[Excerpts from a figure dataset]

►

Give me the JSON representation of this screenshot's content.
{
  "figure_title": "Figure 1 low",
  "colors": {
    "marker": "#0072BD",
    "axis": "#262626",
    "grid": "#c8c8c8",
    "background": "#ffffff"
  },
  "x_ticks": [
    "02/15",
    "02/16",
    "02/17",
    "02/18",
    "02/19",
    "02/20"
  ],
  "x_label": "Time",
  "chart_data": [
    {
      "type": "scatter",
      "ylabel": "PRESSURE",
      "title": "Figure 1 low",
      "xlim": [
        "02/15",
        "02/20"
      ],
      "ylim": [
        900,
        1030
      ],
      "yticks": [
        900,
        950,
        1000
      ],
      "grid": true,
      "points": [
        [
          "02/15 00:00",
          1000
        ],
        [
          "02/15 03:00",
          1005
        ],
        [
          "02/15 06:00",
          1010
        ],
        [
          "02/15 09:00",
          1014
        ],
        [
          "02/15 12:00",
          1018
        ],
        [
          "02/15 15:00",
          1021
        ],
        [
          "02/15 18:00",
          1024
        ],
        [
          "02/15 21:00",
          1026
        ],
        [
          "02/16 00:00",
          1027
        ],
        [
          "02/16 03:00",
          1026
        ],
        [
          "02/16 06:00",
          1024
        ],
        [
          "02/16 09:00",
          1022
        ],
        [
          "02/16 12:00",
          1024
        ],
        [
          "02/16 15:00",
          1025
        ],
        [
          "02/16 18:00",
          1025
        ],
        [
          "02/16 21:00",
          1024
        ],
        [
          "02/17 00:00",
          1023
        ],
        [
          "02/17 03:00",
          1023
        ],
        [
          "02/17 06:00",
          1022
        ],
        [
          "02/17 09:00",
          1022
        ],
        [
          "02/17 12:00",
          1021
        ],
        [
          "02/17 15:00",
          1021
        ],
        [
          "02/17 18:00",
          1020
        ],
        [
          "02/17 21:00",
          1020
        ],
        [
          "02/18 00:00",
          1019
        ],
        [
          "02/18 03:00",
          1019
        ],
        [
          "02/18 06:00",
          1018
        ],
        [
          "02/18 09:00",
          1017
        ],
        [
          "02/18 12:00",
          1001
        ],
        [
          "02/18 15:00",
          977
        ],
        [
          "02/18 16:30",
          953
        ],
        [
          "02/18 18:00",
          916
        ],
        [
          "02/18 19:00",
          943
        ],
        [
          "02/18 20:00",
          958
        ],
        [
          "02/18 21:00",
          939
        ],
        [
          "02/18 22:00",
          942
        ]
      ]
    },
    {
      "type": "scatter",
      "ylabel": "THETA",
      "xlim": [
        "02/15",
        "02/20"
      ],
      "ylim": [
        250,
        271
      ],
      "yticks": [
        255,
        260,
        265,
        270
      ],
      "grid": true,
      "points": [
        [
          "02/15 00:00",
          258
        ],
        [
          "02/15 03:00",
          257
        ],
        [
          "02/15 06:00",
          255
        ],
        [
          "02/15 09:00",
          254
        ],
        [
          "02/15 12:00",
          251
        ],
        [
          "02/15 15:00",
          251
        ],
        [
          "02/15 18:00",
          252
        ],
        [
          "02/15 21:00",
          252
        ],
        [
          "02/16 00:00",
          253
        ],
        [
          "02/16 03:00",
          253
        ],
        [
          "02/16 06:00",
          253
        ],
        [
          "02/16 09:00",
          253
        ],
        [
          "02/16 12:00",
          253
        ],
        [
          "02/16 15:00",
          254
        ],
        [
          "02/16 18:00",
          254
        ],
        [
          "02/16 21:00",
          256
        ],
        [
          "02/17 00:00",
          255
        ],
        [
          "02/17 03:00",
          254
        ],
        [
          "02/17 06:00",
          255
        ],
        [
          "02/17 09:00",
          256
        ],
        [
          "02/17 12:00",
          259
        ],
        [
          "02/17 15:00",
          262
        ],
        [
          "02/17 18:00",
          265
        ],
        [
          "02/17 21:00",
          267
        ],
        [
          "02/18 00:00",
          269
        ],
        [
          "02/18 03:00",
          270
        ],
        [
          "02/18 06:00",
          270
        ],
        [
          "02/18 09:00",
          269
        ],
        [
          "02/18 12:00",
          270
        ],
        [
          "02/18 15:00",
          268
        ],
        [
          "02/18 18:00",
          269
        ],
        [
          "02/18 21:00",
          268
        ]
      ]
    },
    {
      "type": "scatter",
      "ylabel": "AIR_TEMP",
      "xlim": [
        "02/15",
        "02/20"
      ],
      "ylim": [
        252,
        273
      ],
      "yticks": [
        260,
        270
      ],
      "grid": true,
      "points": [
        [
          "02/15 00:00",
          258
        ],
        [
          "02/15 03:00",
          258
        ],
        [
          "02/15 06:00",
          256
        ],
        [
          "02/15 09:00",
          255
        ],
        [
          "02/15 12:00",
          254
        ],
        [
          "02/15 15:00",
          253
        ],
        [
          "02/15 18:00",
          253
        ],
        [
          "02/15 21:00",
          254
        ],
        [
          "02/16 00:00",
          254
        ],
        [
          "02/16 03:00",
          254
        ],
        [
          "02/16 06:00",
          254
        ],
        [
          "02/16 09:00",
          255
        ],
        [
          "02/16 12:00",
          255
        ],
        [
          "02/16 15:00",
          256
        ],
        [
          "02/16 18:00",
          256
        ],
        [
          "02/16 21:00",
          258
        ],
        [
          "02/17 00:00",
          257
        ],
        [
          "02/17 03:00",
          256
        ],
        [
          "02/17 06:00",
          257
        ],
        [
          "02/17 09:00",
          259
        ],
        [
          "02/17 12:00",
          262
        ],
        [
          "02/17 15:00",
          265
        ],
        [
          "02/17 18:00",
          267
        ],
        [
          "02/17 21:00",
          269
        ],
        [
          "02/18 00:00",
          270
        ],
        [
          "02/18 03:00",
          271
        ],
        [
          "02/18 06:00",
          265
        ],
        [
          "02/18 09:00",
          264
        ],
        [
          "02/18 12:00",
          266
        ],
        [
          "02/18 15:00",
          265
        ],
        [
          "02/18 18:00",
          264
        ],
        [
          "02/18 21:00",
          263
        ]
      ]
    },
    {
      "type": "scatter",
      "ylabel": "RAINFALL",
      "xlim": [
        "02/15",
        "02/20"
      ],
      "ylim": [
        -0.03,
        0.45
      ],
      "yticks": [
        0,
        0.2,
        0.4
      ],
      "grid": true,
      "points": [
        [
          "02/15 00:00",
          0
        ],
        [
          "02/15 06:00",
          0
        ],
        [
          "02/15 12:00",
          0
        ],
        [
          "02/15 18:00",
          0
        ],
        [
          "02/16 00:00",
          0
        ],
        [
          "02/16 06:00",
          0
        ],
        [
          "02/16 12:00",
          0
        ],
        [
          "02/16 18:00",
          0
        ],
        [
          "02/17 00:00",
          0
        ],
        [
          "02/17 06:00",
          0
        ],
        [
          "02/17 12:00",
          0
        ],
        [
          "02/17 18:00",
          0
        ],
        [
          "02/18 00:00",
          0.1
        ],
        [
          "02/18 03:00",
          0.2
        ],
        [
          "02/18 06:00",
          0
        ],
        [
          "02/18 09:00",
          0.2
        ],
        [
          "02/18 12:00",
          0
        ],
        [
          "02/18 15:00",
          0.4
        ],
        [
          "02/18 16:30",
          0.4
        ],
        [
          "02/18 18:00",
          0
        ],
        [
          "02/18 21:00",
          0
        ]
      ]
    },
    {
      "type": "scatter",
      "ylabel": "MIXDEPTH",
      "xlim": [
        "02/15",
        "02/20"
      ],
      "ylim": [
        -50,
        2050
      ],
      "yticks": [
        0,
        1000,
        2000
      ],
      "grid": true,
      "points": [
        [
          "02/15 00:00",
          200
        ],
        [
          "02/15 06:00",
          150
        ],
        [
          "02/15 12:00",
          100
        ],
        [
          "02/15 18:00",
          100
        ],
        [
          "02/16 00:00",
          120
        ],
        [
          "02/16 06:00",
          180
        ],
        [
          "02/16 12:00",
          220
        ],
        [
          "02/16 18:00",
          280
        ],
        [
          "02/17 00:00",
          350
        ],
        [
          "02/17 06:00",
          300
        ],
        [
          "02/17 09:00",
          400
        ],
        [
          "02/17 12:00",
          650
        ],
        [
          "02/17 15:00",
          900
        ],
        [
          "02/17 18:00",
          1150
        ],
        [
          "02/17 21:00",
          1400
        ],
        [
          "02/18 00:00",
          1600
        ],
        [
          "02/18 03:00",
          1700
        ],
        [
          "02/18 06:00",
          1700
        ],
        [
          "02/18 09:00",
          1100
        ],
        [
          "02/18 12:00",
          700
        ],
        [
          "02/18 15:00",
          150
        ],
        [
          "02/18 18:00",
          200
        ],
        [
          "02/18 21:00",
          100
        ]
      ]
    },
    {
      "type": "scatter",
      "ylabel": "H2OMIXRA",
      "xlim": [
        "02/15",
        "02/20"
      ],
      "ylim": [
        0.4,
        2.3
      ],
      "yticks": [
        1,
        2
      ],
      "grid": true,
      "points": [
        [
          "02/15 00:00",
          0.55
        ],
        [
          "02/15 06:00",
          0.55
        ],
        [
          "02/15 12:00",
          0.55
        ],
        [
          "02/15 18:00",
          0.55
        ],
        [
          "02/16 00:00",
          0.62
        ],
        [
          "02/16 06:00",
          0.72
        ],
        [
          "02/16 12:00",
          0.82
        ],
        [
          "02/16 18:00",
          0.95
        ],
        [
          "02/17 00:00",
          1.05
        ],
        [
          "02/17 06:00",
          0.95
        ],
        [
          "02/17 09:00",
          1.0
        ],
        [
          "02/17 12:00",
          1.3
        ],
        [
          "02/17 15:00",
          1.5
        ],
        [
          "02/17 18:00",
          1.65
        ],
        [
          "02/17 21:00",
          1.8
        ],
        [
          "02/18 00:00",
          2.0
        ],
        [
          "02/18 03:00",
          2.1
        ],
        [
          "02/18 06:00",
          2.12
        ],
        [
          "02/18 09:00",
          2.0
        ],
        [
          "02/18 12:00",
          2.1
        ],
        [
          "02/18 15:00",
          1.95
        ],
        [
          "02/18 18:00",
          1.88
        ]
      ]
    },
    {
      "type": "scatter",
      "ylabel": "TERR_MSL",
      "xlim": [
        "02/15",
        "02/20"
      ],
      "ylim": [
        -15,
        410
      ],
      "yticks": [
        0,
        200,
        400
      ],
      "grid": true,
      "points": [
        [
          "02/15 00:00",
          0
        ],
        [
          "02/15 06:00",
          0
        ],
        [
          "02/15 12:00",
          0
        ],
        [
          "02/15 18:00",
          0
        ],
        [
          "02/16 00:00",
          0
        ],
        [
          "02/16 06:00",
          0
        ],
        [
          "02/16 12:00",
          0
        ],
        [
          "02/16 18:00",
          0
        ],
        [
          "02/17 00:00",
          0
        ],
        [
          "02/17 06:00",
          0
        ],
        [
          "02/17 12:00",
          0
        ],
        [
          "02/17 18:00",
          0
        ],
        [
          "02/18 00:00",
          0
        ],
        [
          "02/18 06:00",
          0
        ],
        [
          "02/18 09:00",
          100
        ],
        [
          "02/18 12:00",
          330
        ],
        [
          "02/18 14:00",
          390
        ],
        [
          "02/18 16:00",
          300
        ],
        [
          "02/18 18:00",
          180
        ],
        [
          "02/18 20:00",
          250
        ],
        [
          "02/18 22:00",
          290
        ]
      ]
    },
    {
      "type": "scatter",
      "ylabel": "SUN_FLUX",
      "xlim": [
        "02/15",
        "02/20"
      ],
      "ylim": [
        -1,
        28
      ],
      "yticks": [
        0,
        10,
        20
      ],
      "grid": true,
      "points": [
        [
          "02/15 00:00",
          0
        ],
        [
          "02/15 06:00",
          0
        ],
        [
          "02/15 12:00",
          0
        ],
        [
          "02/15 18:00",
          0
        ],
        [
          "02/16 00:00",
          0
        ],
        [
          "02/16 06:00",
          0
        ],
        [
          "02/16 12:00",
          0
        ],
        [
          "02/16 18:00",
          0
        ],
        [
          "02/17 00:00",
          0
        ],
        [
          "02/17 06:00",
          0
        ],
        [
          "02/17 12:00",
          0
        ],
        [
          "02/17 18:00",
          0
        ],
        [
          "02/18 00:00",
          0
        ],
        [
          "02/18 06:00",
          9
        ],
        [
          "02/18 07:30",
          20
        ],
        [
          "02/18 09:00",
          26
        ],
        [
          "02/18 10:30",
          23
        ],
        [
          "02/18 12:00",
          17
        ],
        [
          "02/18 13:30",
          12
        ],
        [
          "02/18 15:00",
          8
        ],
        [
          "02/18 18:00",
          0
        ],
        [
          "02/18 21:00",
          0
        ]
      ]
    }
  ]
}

◄

WHAT YOU WILL DO » Find the lines holding "ylabel" and list every one.

OUTPUT FOR THIS TASK »
      "ylabel": "PRESSURE",
      "ylabel": "THETA",
      "ylabel": "AIR_TEMP",
      "ylabel": "RAINFALL",
      "ylabel": "MIXDEPTH",
      "ylabel": "H2OMIXRA",
      "ylabel": "TERR_MSL",
      "ylabel": "SUN_FLUX",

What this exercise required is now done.